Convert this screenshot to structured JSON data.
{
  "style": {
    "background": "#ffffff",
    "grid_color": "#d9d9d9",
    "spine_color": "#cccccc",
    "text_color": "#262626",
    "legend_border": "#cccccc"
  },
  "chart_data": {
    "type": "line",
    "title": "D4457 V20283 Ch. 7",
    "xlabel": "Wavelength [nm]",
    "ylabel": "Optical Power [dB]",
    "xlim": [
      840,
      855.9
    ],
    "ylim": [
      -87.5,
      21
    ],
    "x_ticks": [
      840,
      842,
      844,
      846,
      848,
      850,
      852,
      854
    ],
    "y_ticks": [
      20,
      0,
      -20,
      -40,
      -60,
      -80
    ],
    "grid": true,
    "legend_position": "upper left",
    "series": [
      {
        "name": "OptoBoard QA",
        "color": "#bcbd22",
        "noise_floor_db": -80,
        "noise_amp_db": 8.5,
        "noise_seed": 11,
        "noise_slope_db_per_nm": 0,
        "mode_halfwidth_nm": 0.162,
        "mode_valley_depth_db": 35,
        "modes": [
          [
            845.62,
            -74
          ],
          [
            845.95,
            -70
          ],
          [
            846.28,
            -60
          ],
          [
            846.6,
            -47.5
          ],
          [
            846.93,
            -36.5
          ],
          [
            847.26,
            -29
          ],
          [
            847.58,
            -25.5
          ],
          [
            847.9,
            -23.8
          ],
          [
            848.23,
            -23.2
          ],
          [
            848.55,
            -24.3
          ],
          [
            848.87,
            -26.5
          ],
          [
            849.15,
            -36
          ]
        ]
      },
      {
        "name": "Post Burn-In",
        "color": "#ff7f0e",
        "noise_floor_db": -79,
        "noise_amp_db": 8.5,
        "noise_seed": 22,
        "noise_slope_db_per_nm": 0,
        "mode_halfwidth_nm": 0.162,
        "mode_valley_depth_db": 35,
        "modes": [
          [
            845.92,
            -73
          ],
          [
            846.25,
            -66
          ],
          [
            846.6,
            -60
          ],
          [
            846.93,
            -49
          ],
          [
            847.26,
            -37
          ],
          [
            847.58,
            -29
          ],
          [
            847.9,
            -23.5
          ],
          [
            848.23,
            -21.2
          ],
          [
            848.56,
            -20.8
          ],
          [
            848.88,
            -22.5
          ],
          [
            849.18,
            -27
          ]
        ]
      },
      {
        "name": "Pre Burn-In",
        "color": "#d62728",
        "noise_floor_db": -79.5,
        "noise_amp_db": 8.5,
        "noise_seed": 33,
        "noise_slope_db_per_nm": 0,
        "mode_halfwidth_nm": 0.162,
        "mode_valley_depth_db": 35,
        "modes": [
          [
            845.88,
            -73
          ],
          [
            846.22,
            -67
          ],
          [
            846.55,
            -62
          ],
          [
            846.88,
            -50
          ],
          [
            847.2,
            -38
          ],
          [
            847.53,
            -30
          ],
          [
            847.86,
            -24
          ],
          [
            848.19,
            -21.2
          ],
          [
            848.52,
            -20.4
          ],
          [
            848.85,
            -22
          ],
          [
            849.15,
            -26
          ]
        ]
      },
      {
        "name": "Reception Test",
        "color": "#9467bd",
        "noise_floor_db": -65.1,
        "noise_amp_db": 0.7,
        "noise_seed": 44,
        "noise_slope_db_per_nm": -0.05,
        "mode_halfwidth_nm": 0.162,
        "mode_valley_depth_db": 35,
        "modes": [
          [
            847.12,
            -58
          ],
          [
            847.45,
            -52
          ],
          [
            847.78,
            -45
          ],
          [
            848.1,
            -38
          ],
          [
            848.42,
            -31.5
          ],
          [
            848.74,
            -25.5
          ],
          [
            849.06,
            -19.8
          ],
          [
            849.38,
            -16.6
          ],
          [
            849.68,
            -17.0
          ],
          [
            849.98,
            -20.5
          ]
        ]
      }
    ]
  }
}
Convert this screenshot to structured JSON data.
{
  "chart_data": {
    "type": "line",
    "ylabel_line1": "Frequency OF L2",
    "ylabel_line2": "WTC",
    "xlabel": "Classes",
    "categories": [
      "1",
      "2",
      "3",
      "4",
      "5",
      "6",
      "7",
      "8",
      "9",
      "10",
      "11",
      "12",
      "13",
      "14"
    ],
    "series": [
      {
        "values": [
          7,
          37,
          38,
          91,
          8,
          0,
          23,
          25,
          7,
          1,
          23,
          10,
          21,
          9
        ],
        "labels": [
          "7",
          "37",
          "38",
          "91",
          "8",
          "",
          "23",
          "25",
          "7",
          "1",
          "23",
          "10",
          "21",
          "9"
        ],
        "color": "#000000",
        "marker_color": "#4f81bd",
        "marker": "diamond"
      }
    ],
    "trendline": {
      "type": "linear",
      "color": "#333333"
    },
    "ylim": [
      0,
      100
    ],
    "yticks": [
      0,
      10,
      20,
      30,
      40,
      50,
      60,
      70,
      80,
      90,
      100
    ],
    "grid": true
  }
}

####################

Do this: Print all of the entries exactly as they are written.

Solution below:
Convert this screenshot to structured JSON data.
{
  "style": {
    "background": "#ffffff",
    "grid_color": "#d9d9d9",
    "spine_color": "#cccccc",
    "text_color": "#262626",
    "legend_border": "#cccccc"
  },
  "chart_data": {
    "type": "line",
    "title": "D4457 V20283 Ch. 7",
    "xlabel": "Wavelength [nm]",
    "ylabel": "Optical Power [dB]",
    "xlim": [
      840,
      855.9
    ],
    "ylim": [
      -87.5,
      21
    ],
    "x_ticks": [
      840,
      842,
      844,
      846,
      848,
      850,
      852,
      854
    ],
    "y_ticks": [
      20,
      0,
      -20,
      -40,
      -60,
      -80
    ],
    "grid": true,
    "legend_position": "upper left",
    "series": [
      {
        "name": "OptoBoard QA",
        "color": "#bcbd22",
        "noise_floor_db": -80,
        "noise_amp_db": 8.5,
        "noise_seed": 11,
        "noise_slope_db_per_nm": 0,
        "mode_halfwidth_nm": 0.162,
        "mode_valley_depth_db": 35,
        "modes": [
          [
            845.62,
            -74
          ],
          [
            845.95,
            -70
          ],
          [
            846.28,
            -60
          ],
          [
            846.6,
            -47.5
          ],
          [
            846.93,
            -36.5
          ],
          [
            847.26,
            -29
          ],
          [
            847.58,
            -25.5
          ],
          [
            847.9,
            -23.8
          ],
          [
            848.23,
            -23.2
          ],
          [
            848.55,
            -24.3
          ],
          [
            848.87,
            -26.5
          ],
          [
            849.15,
            -36
          ]
        ]
      },
      {
        "name": "Post Burn-In",
        "color": "#ff7f0e",
        "noise_floor_db": -79,
        "noise_amp_db": 8.5,
        "noise_seed": 22,
        "noise_slope_db_per_nm": 0,
        "mode_halfwidth_nm": 0.162,
        "mode_valley_depth_db": 35,
        "modes": [
          [
            845.92,
            -73
          ],
          [
            846.25,
            -66
          ],
          [
            846.6,
            -60
          ],
          [
            846.93,
            -49
          ],
          [
            847.26,
            -37
          ],
          [
            847.58,
            -29
          ],
          [
            847.9,
            -23.5
          ],
          [
            848.23,
            -21.2
          ],
          [
            848.56,
            -20.8
          ],
          [
            848.88,
            -22.5
          ],
          [
            849.18,
            -27
          ]
        ]
      },
      {
        "name": "Pre Burn-In",
        "color": "#d62728",
        "noise_floor_db": -79.5,
        "noise_amp_db": 8.5,
        "noise_seed": 33,
        "noise_slope_db_per_nm": 0,
        "mode_halfwidth_nm": 0.162,
        "mode_valley_depth_db": 35,
        "modes": [
          [
            845.88,
            -73
          ],
          [
            846.22,
            -67
          ],
          [
            846.55,
            -62
          ],
          [
            846.88,
            -50
          ],
          [
            847.2,
            -38
          ],
          [
            847.53,
            -30
          ],
          [
            847.86,
            -24
          ],
          [
            848.19,
            -21.2
          ],
          [
            848.52,
            -20.4
          ],
          [
            848.85,
            -22
          ],
          [
            849.15,
            -26
          ]
        ]
      },
      {
        "name": "Reception Test",
        "color": "#9467bd",
        "noise_floor_db": -65.1,
        "noise_amp_db": 0.7,
        "noise_seed": 44,
        "noise_slope_db_per_nm": -0.05,
        "mode_halfwidth_nm": 0.162,
        "mode_valley_depth_db": 35,
        "modes": [
          [
            847.12,
            -58
          ],
          [
            847.45,
            -52
          ],
          [
            847.78,
            -45
          ],
          [
            848.1,
            -38
          ],
          [
            848.42,
            -31.5
          ],
          [
            848.74,
            -25.5
          ],
          [
            849.06,
            -19.8
          ],
          [
            849.38,
            -16.6
          ],
          [
            849.68,
            -17.0
          ],
          [
            849.98,
            -20.5
          ]
        ]
      }
    ]
  }
}
Convert this screenshot to structured JSON data.
{
  "chart_data": {
    "type": "line",
    "ylabel_line1": "Frequency OF L2",
    "ylabel_line2": "WTC",
    "xlabel": "Classes",
    "categories": [
      "1",
      "2",
      "3",
      "4",
      "5",
      "6",
      "7",
      "8",
      "9",
      "10",
      "11",
      "12",
      "13",
      "14"
    ],
    "series": [
      {
        "values": [
          7,
          37,
          38,
          91,
          8,
          0,
          23,
          25,
          7,
          1,
          23,
          10,
          21,
          9
        ],
        "labels": [
          "7",
          "37",
          "38",
          "91",
          "8",
          "",
          "23",
          "25",
          "7",
          "1",
          "23",
          "10",
          "21",
          "9"
        ],
        "color": "#000000",
        "marker_color": "#4f81bd",
        "marker": "diamond"
      }
    ],
    "trendline": {
      "type": "linear",
      "color": "#333333"
    },
    "ylim": [
      0,
      100
    ],
    "yticks": [
      0,
      10,
      20,
      30,
      40,
      50,
      60,
      70,
      80,
      90,
      100
    ],
    "grid": true
  }
}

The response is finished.